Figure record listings
== Segment start ==

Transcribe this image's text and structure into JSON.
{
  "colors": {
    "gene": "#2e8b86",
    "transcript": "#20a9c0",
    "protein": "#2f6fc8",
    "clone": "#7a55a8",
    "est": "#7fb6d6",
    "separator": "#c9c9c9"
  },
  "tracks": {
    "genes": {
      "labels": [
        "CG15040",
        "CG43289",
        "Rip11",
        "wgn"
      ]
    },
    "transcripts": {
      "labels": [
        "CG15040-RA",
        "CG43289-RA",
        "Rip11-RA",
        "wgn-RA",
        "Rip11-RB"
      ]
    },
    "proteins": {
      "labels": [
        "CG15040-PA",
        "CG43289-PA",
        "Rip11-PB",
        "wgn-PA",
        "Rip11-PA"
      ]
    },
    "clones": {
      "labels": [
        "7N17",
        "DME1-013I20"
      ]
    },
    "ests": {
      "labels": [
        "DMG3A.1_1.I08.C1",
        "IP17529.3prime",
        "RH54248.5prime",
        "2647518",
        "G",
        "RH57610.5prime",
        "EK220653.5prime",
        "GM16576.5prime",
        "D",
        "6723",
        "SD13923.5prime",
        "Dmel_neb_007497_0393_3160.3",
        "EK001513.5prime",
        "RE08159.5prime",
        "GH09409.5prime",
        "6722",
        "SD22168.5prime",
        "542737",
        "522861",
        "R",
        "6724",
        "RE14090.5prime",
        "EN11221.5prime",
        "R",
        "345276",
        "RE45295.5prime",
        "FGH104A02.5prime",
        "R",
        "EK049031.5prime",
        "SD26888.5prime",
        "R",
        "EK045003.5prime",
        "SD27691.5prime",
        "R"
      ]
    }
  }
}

== Segment end ==

» What you need to do: Please write out all the data above, exactly as it reads.

» Answer space:
Transcribe this image's text and structure into JSON.
{
  "colors": {
    "gene": "#2e8b86",
    "transcript": "#20a9c0",
    "protein": "#2f6fc8",
    "clone": "#7a55a8",
    "est": "#7fb6d6",
    "separator": "#c9c9c9"
  },
  "tracks": {
    "genes": {
      "labels": [
        "CG15040",
        "CG43289",
        "Rip11",
        "wgn"
      ]
    },
    "transcripts": {
      "labels": [
        "CG15040-RA",
        "CG43289-RA",
        "Rip11-RA",
        "wgn-RA",
        "Rip11-RB"
      ]
    },
    "proteins": {
      "labels": [
        "CG15040-PA",
        "CG43289-PA",
        "Rip11-PB",
        "wgn-PA",
        "Rip11-PA"
      ]
    },
    "clones": {
      "labels": [
        "7N17",
        "DME1-013I20"
      ]
    },
    "ests": {
      "labels": [
        "DMG3A.1_1.I08.C1",
        "IP17529.3prime",
        "RH54248.5prime",
        "2647518",
        "G",
        "RH57610.5prime",
        "EK220653.5prime",
        "GM16576.5prime",
        "D",
        "6723",
        "SD13923.5prime",
        "Dmel_neb_007497_0393_3160.3",
        "EK001513.5prime",
        "RE08159.5prime",
        "GH09409.5prime",
        "6722",
        "SD22168.5prime",
        "542737",
        "522861",
        "R",
        "6724",
        "RE14090.5prime",
        "EN11221.5prime",
        "R",
        "345276",
        "RE45295.5prime",
        "FGH104A02.5prime",
        "R",
        "EK049031.5prime",
        "SD26888.5prime",
        "R",
        "EK045003.5prime",
        "SD27691.5prime",
        "R"
      ]
    }
  }
}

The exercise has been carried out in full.